(Items from a dataset)
----
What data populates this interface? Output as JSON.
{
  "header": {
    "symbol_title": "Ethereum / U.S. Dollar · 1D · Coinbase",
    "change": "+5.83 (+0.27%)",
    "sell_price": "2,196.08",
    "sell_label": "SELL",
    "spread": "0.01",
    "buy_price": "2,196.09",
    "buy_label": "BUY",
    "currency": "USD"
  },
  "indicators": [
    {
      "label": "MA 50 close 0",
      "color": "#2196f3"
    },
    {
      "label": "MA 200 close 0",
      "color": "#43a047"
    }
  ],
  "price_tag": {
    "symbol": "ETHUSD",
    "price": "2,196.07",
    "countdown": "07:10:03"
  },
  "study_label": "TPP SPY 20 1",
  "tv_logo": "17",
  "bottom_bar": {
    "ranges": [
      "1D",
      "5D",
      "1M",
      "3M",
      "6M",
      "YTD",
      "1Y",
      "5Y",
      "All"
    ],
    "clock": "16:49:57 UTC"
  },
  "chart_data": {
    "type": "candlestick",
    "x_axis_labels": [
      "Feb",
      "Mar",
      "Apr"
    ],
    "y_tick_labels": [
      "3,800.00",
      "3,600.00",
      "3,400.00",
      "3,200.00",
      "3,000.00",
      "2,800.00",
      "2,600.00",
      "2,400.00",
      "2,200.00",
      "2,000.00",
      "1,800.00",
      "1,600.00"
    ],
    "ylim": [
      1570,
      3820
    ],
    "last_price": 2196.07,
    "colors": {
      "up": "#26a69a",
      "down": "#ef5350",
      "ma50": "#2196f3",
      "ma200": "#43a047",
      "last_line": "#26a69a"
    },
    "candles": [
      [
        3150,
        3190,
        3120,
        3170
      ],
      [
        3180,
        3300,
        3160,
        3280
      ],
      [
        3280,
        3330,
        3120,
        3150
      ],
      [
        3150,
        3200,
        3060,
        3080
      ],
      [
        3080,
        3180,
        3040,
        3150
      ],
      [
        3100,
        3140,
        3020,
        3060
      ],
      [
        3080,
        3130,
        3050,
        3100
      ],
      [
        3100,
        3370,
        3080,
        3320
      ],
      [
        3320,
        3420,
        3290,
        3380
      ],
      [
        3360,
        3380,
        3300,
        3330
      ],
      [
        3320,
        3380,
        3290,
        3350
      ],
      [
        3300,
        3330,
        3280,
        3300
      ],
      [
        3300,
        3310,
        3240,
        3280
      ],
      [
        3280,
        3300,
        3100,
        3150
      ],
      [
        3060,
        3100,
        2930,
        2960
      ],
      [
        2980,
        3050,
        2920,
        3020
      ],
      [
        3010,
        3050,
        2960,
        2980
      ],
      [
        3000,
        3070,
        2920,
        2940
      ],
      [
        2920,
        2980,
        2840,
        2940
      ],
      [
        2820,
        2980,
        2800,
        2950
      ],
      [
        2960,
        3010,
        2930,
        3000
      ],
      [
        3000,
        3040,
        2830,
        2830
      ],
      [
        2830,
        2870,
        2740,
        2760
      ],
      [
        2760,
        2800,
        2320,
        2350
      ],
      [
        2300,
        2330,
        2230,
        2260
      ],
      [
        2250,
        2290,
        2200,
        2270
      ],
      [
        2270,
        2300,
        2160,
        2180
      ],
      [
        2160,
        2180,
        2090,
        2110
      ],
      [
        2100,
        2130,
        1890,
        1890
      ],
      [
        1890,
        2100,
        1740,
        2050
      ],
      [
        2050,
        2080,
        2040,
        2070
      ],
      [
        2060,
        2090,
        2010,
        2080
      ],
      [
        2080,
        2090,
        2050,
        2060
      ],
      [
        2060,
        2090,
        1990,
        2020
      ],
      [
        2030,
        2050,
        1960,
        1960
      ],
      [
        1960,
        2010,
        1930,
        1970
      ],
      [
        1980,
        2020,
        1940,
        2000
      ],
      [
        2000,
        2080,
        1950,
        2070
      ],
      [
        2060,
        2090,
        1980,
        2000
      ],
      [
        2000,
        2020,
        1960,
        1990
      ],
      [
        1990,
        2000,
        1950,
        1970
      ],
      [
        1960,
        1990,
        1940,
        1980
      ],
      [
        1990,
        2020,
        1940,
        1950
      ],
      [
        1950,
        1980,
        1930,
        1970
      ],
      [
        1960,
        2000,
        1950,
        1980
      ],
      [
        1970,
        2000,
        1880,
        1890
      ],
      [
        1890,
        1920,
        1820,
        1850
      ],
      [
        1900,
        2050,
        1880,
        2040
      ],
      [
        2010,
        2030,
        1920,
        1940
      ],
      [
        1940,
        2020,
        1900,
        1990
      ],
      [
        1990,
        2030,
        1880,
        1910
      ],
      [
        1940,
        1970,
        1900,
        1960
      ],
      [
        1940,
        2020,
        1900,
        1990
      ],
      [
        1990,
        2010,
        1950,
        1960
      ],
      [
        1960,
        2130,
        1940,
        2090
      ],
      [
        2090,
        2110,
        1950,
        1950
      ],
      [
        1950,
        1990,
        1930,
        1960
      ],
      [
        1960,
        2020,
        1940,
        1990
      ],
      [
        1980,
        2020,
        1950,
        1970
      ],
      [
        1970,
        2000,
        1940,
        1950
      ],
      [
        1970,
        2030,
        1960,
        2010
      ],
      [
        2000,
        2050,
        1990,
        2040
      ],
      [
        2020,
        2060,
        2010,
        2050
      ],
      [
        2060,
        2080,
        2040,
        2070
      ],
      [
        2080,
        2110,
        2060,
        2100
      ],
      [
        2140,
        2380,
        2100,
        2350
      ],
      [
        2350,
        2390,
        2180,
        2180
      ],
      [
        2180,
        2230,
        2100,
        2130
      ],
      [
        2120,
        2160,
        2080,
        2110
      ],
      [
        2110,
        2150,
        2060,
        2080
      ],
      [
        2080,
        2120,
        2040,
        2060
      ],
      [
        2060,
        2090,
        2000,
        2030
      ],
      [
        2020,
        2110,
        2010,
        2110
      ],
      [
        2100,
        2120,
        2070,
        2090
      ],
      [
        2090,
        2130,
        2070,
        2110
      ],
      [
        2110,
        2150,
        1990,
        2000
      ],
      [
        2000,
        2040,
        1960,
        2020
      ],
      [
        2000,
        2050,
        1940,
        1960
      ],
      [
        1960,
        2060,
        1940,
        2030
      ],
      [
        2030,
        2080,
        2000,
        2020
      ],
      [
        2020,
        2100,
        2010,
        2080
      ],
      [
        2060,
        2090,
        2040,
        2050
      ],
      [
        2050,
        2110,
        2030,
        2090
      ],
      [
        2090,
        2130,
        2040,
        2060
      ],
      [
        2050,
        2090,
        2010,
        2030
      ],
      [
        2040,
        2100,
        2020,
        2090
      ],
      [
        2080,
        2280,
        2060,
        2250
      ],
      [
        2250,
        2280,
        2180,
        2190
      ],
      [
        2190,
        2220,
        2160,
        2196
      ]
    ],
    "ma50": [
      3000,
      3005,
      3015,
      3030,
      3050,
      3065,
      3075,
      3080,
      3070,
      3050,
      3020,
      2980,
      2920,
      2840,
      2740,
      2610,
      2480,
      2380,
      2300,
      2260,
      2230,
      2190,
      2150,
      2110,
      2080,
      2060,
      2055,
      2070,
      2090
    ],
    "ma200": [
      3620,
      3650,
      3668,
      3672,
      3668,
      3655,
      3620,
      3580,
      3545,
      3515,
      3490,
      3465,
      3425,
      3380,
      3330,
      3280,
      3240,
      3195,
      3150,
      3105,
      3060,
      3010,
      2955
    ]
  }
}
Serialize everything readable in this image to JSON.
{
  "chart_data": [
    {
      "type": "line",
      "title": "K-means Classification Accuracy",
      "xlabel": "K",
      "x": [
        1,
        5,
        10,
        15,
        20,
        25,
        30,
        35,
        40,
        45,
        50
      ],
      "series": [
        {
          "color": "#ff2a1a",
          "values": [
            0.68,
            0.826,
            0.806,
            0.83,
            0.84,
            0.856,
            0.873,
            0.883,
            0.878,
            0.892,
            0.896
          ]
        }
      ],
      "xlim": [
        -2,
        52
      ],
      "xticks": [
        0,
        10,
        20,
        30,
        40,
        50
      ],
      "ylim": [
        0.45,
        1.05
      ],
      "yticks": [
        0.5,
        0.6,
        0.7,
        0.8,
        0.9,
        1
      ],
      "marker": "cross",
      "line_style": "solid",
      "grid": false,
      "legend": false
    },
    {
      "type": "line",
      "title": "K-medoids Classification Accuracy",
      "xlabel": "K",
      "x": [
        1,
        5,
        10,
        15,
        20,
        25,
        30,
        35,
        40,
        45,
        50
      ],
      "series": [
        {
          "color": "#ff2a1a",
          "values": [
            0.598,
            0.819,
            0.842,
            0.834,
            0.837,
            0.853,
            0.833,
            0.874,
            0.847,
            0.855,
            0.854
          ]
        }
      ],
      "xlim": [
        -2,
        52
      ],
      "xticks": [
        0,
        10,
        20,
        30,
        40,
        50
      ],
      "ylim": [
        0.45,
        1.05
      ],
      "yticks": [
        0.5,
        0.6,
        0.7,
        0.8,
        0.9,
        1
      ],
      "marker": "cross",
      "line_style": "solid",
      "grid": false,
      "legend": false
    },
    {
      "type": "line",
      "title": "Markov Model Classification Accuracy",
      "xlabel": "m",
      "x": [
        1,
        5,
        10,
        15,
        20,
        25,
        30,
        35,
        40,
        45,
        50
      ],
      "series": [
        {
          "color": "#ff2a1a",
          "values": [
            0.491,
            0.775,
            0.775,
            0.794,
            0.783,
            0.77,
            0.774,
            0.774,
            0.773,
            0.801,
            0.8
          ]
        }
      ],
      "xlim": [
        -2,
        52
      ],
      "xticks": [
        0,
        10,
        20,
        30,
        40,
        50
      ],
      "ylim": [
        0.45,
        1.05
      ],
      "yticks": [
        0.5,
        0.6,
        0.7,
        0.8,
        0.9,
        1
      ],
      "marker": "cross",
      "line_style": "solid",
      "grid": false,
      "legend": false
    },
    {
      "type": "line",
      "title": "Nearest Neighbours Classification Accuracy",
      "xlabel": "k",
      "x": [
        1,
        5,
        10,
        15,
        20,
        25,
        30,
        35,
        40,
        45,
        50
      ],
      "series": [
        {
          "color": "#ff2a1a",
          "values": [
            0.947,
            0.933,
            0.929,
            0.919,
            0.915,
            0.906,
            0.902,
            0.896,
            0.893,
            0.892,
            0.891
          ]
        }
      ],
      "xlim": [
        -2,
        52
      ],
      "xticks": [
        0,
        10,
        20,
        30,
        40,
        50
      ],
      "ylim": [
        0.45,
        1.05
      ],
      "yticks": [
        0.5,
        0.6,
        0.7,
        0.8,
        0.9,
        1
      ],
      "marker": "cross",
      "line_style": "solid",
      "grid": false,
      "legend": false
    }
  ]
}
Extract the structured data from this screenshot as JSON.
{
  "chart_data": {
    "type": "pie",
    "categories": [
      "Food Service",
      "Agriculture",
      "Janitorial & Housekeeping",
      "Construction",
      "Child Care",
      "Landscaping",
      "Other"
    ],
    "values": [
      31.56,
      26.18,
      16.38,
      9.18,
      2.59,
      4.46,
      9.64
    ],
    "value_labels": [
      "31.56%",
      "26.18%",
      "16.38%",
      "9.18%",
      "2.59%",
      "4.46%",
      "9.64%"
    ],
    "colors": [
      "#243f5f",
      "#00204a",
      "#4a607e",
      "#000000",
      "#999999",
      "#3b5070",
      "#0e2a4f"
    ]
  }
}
----
Exercise prompt:
Output the line holding "Extract the structured", then every later line through the end of the records above, exactly as given and nothing else.

Answer below:
Extract the structured data from this screenshot as JSON.
{
  "chart_data": {
    "type": "pie",
    "categories": [
      "Food Service",
      "Agriculture",
      "Janitorial & Housekeeping",
      "Construction",
      "Child Care",
      "Landscaping",
      "Other"
    ],
    "values": [
      31.56,
      26.18,
      16.38,
      9.18,
      2.59,
      4.46,
      9.64
    ],
    "value_labels": [
      "31.56%",
      "26.18%",
      "16.38%",
      "9.18%",
      "2.59%",
      "4.46%",
      "9.64%"
    ],
    "colors": [
      "#243f5f",
      "#00204a",
      "#4a607e",
      "#000000",
      "#999999",
      "#3b5070",
      "#0e2a4f"
    ]
  }
}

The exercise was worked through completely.